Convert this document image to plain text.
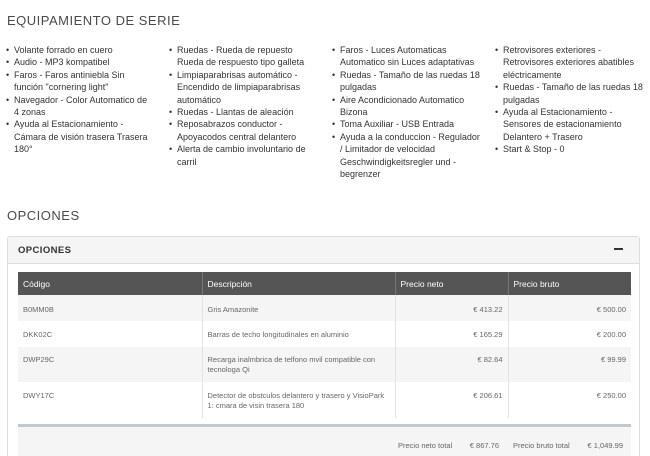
EQUIPAMIENTO DE SERIE
• Volante forrado en cuero
• Audio - MP3 kompatibel
• Faros - Faros antiniebla Sin función "cornering light"
• Navegador - Color Automatico de 4 zonas
• Ayuda al Estacionamiento - Cámara de visión trasera Trasera 180°
• Ruedas - Rueda de repuesto Rueda de respuesto tipo galleta
• Limpiaparabrisas automático - Encendido de limpiaparabrisas automático
• Ruedas - Llantas de aleación
• Reposabrazos conductor - Apoyacodos central delantero
• Alerta de cambio involuntario de carril
• Faros - Luces Automaticas Automatico sin Luces adaptativas
• Ruedas - Tamaño de las ruedas 18 pulgadas
• Aire Acondicionado Automatico Bizona
• Toma Auxiliar - USB Entrada
• Ayuda a la conduccion - Regulador / Limitador de velocidad Geschwindigkeitsregler und -begrenzer
• Retrovisores exteriores - Retrovisores exteriores abatibles eléctricamente
• Ruedas - Tamaño de las ruedas 18 pulgadas
• Ayuda al Estacionamiento - Sensores de estacionamiento Delantero + Trasero
• Start & Stop - 0
OPCIONES
OPCIONES
Código	Descripción	Precio neto	Precio bruto
B0MM0B	Gris Amazonite	€ 413.22	€ 500.00
DKK02C	Barras de techo longitudinales en aluminio	€ 165.29	€ 200.00
DWP29C	Recarga inalmbrica de telfono mvil compatible con tecnologa Qi	€ 82.64	€ 99.99
DWY17C	Detector de obstculos delantero y trasero y VisioPark 1: cmara de visin trasera 180	€ 206.61	€ 250.00
Precio neto total € 867.76 Precio bruto total € 1,049.99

# # #

• _Given task_:
Transcribe the material exactly, keeping every word and none of the pictures.

• _Task answer_:
Convert this document image to plain text.
EQUIPAMIENTO DE SERIE
• Volante forrado en cuero
• Audio - MP3 kompatibel
• Faros - Faros antiniebla Sin función "cornering light"
• Navegador - Color Automatico de 4 zonas
• Ayuda al Estacionamiento - Cámara de visión trasera Trasera 180°
• Ruedas - Rueda de repuesto Rueda de respuesto tipo galleta
• Limpiaparabrisas automático - Encendido de limpiaparabrisas automático
• Ruedas - Llantas de aleación
• Reposabrazos conductor - Apoyacodos central delantero
• Alerta de cambio involuntario de carril
• Faros - Luces Automaticas Automatico sin Luces adaptativas
• Ruedas - Tamaño de las ruedas 18 pulgadas
• Aire Acondicionado Automatico Bizona
• Toma Auxiliar - USB Entrada
• Ayuda a la conduccion - Regulador / Limitador de velocidad Geschwindigkeitsregler und -begrenzer
• Retrovisores exteriores - Retrovisores exteriores abatibles eléctricamente
• Ruedas - Tamaño de las ruedas 18 pulgadas
• Ayuda al Estacionamiento - Sensores de estacionamiento Delantero + Trasero
• Start & Stop - 0
OPCIONES
OPCIONES
Código	Descripción	Precio neto	Precio bruto
B0MM0B	Gris Amazonite	€ 413.22	€ 500.00
DKK02C	Barras de techo longitudinales en aluminio	€ 165.29	€ 200.00
DWP29C	Recarga inalmbrica de telfono mvil compatible con tecnologa Qi	€ 82.64	€ 99.99
DWY17C	Detector de obstculos delantero y trasero y VisioPark 1: cmara de visin trasera 180	€ 206.61	€ 250.00
Precio neto total € 867.76 Precio bruto total € 1,049.99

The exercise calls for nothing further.